▶ **Article**:
-=-=-
About the PDF Toolbox SDK
The PDF Toolbox SDK is a native library with interfaces for .NET, Java, and C for creating, extracting, assembling, and modifying PDF documents.
Key features
Document generation
The PDF Toolbox SDK lets you create PDF files, defining structure at document level and content at page level.
Create PDF document definition
You can create a new document from scratch, determining the pages in the document tree, adding form fields, and adding outline items.
- Create pages
- Create form fields:
- General text fields and comb text fields
- Check boxes
- Radio button groups
- List boxes
- Combo boxes
- Create new outline items and insert them at any position in the tree
- Destinations: Named and direct destinations in the same document
- Configure viewer settings
Create content at page level
- Create new PDF content from scratch
- Apply content to existing pages
Determine colors
- Device colors: RGB, CMYK, and grayscale
- ICC color profiles
- Transparency: alpha and blend mode
Add trace paths
- Single and multi-segment lines
- Rectangle, circle, Bezier curves, ellipse, arc, pie
- Filling, stroking, clipping, and combinations thereof
- Line width, cap, join, dash array, dash phase, and miter limit
- Inside rule: nonzero winding rule, even/odd rule
Add text
- Font size, character spacing, word spacing
- Horizontal scaling, leading, rise
- Enables simple text layouting
- Standard PDF fonts, installed fonts
- Font metrics: italic angle, ascent, descent, cap height, character width
- Unicode characters
- Text stroke: line width, line join, and dashes
- Fill and stroke text, invisible text
- Use text as clipping path
Add images
- Bi-level: CCITT G3, G3 2D and G4, Flate, LZW, Packbits, uncompressed
- 4 bit and 8 bit grayscale: Flate, LZW, Packbits, JPEG and JPEG-6 (8 bit only), uncompressed
- RGB: Flate, JPEG and JPEG-6, LZW, Packbits, uncompressed
Add transformations
- Translation
- Scaling
- Skewing (horizontal, vertical)
-=-=-
▶ **Raw data**:
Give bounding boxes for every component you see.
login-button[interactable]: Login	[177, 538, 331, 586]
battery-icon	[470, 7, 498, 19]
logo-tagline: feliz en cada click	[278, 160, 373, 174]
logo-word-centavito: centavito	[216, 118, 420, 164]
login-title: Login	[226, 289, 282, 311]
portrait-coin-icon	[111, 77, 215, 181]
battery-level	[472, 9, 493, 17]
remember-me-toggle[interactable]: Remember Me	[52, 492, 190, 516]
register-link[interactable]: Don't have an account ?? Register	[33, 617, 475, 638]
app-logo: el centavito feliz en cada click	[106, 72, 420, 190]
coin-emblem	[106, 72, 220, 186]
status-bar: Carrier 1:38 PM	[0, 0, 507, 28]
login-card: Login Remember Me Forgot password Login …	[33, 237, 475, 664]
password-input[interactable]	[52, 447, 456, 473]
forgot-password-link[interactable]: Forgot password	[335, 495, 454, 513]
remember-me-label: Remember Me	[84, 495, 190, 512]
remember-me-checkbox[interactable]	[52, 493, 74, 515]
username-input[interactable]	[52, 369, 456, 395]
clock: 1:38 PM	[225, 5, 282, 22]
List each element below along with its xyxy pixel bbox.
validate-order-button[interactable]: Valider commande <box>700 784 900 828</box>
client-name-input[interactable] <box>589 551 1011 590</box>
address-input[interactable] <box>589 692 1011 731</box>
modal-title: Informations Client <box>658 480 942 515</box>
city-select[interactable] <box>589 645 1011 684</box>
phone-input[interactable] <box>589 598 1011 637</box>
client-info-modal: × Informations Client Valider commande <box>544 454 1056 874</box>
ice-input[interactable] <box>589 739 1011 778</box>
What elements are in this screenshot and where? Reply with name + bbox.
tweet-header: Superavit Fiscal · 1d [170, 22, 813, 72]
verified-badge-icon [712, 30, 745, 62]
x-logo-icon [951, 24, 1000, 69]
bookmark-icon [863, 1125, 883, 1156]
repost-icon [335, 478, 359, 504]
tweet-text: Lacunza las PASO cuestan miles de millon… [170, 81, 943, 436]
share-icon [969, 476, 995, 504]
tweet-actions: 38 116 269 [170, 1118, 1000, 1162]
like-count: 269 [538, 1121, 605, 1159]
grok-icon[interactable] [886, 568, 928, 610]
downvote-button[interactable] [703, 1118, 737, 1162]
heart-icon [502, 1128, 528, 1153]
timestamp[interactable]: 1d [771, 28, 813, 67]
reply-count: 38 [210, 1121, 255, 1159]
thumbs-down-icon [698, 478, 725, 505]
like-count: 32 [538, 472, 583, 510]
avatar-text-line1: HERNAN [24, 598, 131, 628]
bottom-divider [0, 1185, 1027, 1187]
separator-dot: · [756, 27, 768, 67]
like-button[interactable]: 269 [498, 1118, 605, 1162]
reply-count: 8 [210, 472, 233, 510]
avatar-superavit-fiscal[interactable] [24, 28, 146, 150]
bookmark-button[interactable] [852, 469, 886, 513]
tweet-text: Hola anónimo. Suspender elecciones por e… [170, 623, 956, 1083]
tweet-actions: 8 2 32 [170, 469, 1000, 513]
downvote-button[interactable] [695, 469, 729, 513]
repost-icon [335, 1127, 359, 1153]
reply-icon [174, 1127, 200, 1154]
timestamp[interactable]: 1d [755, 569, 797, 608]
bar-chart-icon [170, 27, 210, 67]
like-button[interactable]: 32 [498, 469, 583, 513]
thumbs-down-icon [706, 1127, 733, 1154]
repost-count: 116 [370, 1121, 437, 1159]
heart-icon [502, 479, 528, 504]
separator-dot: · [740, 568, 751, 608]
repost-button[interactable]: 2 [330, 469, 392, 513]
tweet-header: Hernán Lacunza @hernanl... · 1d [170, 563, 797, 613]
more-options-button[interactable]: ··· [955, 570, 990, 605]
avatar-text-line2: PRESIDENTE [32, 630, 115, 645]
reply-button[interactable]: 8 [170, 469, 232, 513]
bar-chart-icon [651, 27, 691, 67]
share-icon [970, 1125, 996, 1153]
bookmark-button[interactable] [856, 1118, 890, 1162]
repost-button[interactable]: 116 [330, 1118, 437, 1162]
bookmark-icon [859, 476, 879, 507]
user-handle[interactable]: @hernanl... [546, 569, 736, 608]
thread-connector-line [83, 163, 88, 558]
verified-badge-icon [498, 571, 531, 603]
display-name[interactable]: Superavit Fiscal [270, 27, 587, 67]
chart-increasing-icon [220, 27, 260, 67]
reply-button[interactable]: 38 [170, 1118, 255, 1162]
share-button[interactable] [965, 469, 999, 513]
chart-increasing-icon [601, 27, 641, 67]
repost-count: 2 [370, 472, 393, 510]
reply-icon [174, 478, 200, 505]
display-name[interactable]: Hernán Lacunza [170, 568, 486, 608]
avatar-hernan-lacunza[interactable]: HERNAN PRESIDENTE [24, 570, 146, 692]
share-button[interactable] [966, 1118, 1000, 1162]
-=-=-
▶ **What is asked**:
1) List every type of form field that the PDF Toolbox SDK page says can be created.
2) In the entries, take the part that opens with the first line of the entries and closes with the line containing "tweet-actions: 38 116". Swap "Valider commande" for "Confirmer la commande" there, and return only that part with everything else unchanged.
These entries are unrelated to the PDF Toolbox SDK page.

▶ **Written responses**:
1)
- General text fields and comb text fields
- Check boxes
- Radio button groups
- List boxes
- Combo boxes

2)
Give bounding boxes for every component you see.
login-button[interactable]: Login	[177, 538, 331, 586]
battery-icon	[470, 7, 498, 19]
logo-tagline: feliz en cada click	[278, 160, 373, 174]
logo-word-centavito: centavito	[216, 118, 420, 164]
login-title: Login	[226, 289, 282, 311]
portrait-coin-icon	[111, 77, 215, 181]
battery-level	[472, 9, 493, 17]
remember-me-toggle[interactable]: Remember Me	[52, 492, 190, 516]
register-link[interactable]: Don't have an account ?? Register	[33, 617, 475, 638]
app-logo: el centavito feliz en cada click	[106, 72, 420, 190]
coin-emblem	[106, 72, 220, 186]
status-bar: Carrier 1:38 PM	[0, 0, 507, 28]
login-card: Login Remember Me Forgot password Login …	[33, 237, 475, 664]
password-input[interactable]	[52, 447, 456, 473]
forgot-password-link[interactable]: Forgot password	[335, 495, 454, 513]
remember-me-label: Remember Me	[84, 495, 190, 512]
remember-me-checkbox[interactable]	[52, 493, 74, 515]
username-input[interactable]	[52, 369, 456, 395]
clock: 1:38 PM	[225, 5, 282, 22]
List each element below along with its xyxy pixel bbox.
validate-order-button[interactable]: Confirmer la commande <box>700 784 900 828</box>
client-name-input[interactable] <box>589 551 1011 590</box>
address-input[interactable] <box>589 692 1011 731</box>
modal-title: Informations Client <box>658 480 942 515</box>
city-select[interactable] <box>589 645 1011 684</box>
phone-input[interactable] <box>589 598 1011 637</box>
client-info-modal: × Informations Client Confirmer la commande <box>544 454 1056 874</box>
ice-input[interactable] <box>589 739 1011 778</box>
What elements are in this screenshot and where? Reply with name + bbox.
tweet-header: Superavit Fiscal · 1d [170, 22, 813, 72]
verified-badge-icon [712, 30, 745, 62]
x-logo-icon [951, 24, 1000, 69]
bookmark-icon [863, 1125, 883, 1156]
repost-icon [335, 478, 359, 504]
tweet-text: Lacunza las PASO cuestan miles de millon… [170, 81, 943, 436]
share-icon [969, 476, 995, 504]
tweet-actions: 38 116 269 [170, 1118, 1000, 1162]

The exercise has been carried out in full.